──────── Auszug

Bundespatentgericht:
Beschluss vom 29. September 2004
Aktenzeichen: 29 W (pat) 86/02

(BPatG: Beschluss v. 29.09.2004, Az.: 29 W (pat) 86/02)




Zusammenfassung der Gerichtsentscheidung

Die Beschwerde der Anmelderin gegen die Ablehnung der Wortmarke "ZERTIFIKATEWEB" wird zurückgewiesen. Das Deutsche Patent- und Markenamt (DPMA) hat die Marke abgelehnt, da sie keine ausreichende Unterscheidungskraft besitzt und ein Freihaltebedürfnis besteht. Das DPMA argumentiert, dass der Begriff "Zertifikate" beschreibend ist und "Web" lediglich auf das Internet hinweist. Die Anmelderin argumentiert dagegen, dass die Kombination der Wörter einen unklaren Bedeutungsgehalt hat und daher Unterscheidungskraft besitzt. Die Gerichtsentscheidung stützt sich auf den Gesamteindruck des Zeichens und kommt zu dem Schluss, dass es keinen unmittelbaren Bezug zu den beanspruchten Waren und Dienstleistungen herstellen kann. Das Zeichen wird als eine allgemeine Sachangabe für ein Internetportal oder eine elektronische Leistung verstanden und fehlt daher an Unterscheidungskraft. Das Gericht bestätigt auch das Freihaltebedürfnis des Zeichens, da es lediglich beschreibende Angaben enthält. Die Argumentation der Anmelderin, dass ähnliche Marken bereits eingetragen wurden, wird vom Gericht abgelehnt, da jedes Zeichen individuell geprüft werden muss.

────────────────

Schriftliche Aufgabe »
Beantworte anhand des Auszugs kurz:
(a) Welche Wortmarke hat die Anmelderin eintragen lassen wollen?
(b) Worauf weist das Wort „Web“ nach Ansicht des DPMA nur hin?
(c) Mit welcher Begründung weist das Gericht den Hinweis auf bereits eingetragene ähnliche Marken zurück?
Die Einträge braucht man hier nicht.

──────── Ausgelesene Daten

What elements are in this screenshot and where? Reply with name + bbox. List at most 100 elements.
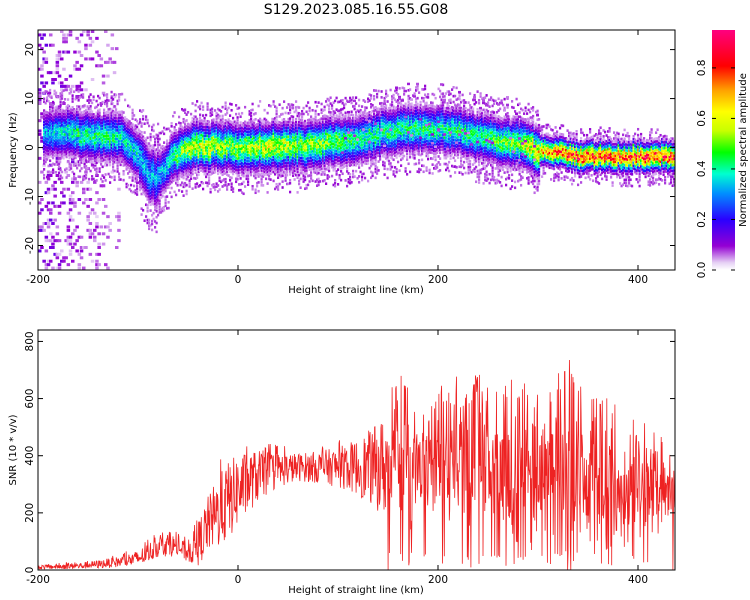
spectrogram-ridge-cell xyxy=(341,125,344,129)
spectrogram-ridge-cell xyxy=(268,136,271,140)
spectrogram-ridge-cell xyxy=(304,122,307,126)
spectrogram-ridge-cell xyxy=(79,125,82,129)
spectrogram-ridge-cell xyxy=(164,186,167,190)
spectrogram-ridge-cell xyxy=(85,135,88,139)
spectrogram-ridge-cell xyxy=(302,121,305,125)
spectrogram-ridge-cell xyxy=(227,156,230,160)
spectrogram-ridge-cell xyxy=(206,131,209,135)
spectrogram-ridge-cell xyxy=(127,125,130,128)
spectrogram-ridge-cell xyxy=(244,164,247,168)
spectrogram-ridge-cell xyxy=(244,138,247,141)
spectrogram-ridge-cell xyxy=(205,152,208,155)
spectrogram-noise-cell xyxy=(66,235,71,239)
spectrogram-noise-cell xyxy=(53,218,57,222)
spectrogram-ridge-cell xyxy=(52,141,55,145)
spectrogram-ridge-cell xyxy=(347,172,350,175)
spectrogram-ridge-cell xyxy=(181,128,184,132)
spectrogram-noise-cell xyxy=(106,225,110,229)
spectrogram-ridge-cell xyxy=(58,162,61,166)
spectrogram-ridge-cell xyxy=(166,154,169,157)
spectrogram-ridge-cell xyxy=(236,154,239,157)
spectrogram-ridge-cell xyxy=(89,107,92,111)
spectrogram-ridge-cell xyxy=(305,163,308,166)
spectrogram-ridge-cell xyxy=(131,155,134,159)
spectrogram-ridge-cell xyxy=(71,94,74,97)
spectrogram-ridge-cell xyxy=(349,152,352,156)
spectrogram-ridge-cell xyxy=(157,140,160,143)
spectrogram-ridge-cell xyxy=(158,184,161,188)
spectrogram-ridge-cell xyxy=(203,117,206,120)
spectrogram-ridge-cell xyxy=(64,147,67,151)
spectrogram-ridge-cell xyxy=(224,177,227,181)
spectrogram-ridge-cell xyxy=(97,138,100,142)
spectrogram-ridge-cell xyxy=(262,160,265,164)
spectrogram-ridge-cell xyxy=(208,129,211,132)
spectrogram-ridge-cell xyxy=(310,159,313,163)
spectrogram-ridge-cell xyxy=(310,138,313,142)
spectrogram-ridge-cell xyxy=(244,105,247,109)
spectrogram-ridge-cell xyxy=(244,129,247,132)
spectrogram-ridge-cell xyxy=(227,121,230,124)
spectrogram-noise-cell xyxy=(71,232,75,236)
spectrogram-ridge-cell xyxy=(115,128,118,132)
spectrogram-ridge-cell xyxy=(221,114,224,118)
spectrogram-ridge-cell xyxy=(134,159,137,163)
spectrogram-ridge-cell xyxy=(118,119,121,123)
spectrogram-ridge-cell xyxy=(50,125,53,129)
spectrogram-ridge-cell xyxy=(352,152,355,155)
spectrogram-ridge-cell xyxy=(170,145,173,149)
spectrogram-ridge-cell xyxy=(184,181,187,185)
spectrogram-ridge-cell xyxy=(161,206,164,210)
spectrogram-ridge-cell xyxy=(235,145,238,148)
spectrogram-ridge-cell xyxy=(251,164,254,168)
spectrogram-ridge-cell xyxy=(113,154,116,158)
spectrogram-ridge-cell xyxy=(53,133,56,137)
spectrogram-ridge-cell xyxy=(299,151,302,154)
spectrogram-ridge-cell xyxy=(182,144,185,147)
spectrogram-ridge-cell xyxy=(185,189,188,193)
spectrogram-ridge-cell xyxy=(163,147,166,150)
spectrogram-ridge-cell xyxy=(235,121,238,125)
spectrogram-ridge-cell xyxy=(61,108,64,112)
spectrogram-ridge-cell xyxy=(187,128,190,132)
spectrogram-ridge-cell xyxy=(220,148,223,151)
spectrogram-ridge-cell xyxy=(263,120,266,124)
spectrogram-ridge-cell xyxy=(145,147,148,151)
spectrogram-ridge-cell xyxy=(289,137,292,141)
spectrogram-ridge-cell xyxy=(157,122,160,126)
spectrogram-ridge-cell xyxy=(160,131,163,135)
spectrogram-ridge-cell xyxy=(241,132,244,136)
spectrogram-ridge-cell xyxy=(301,171,304,175)
spectrogram-ridge-cell xyxy=(317,151,320,154)
spectrogram-ridge-cell xyxy=(310,144,313,148)
spectrogram-ridge-cell xyxy=(251,123,254,126)
spectrogram-ridge-cell xyxy=(59,139,62,142)
spectrogram-ridge-cell xyxy=(173,164,176,167)
spectrogram-ridge-cell xyxy=(199,116,202,120)
spectrogram-ridge-cell xyxy=(154,143,157,147)
spectrogram-ridge-cell xyxy=(106,110,109,114)
spectrogram-ridge-cell xyxy=(86,146,89,149)
spectrogram-ridge-cell xyxy=(167,168,170,172)
spectrogram-ridge-cell xyxy=(119,137,122,140)
spectrogram-ridge-cell xyxy=(121,145,124,149)
spectrogram-ridge-cell xyxy=(226,126,229,130)
spectrogram-ridge-cell xyxy=(55,150,58,153)
spectrogram-ridge-cell xyxy=(101,144,104,148)
spectrogram-noise-cell xyxy=(68,252,73,256)
spectrogram-ridge-cell xyxy=(92,116,95,119)
spectrogram-ridge-cell xyxy=(115,155,118,158)
spectrogram-ridge-cell xyxy=(200,169,203,172)
spectrogram-ridge-cell xyxy=(157,213,160,217)
spectrogram-ridge-cell xyxy=(89,93,92,96)
spectrogram-ridge-cell xyxy=(326,124,329,127)
spectrogram-ridge-cell xyxy=(236,133,239,137)
spectrogram-ridge-cell xyxy=(209,161,212,165)
spectrogram-ridge-cell xyxy=(140,172,143,175)
spectrogram-ridge-cell xyxy=(328,99,331,102)
spectrogram-ridge-cell xyxy=(343,115,346,118)
spectrogram-ridge-cell xyxy=(310,147,313,151)
spectrogram-ridge-cell xyxy=(311,141,314,144)
spectrogram-noise-cell xyxy=(79,95,84,99)
spectrogram-ridge-cell xyxy=(313,147,316,150)
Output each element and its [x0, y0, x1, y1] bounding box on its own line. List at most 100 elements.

────────────────

Ergebnis »
(a) Die Wortmarke „ZERTIFIKATEWEB“.
(b) Auf das Internet.
(c) Jedes Zeichen muss einzeln geprüft werden.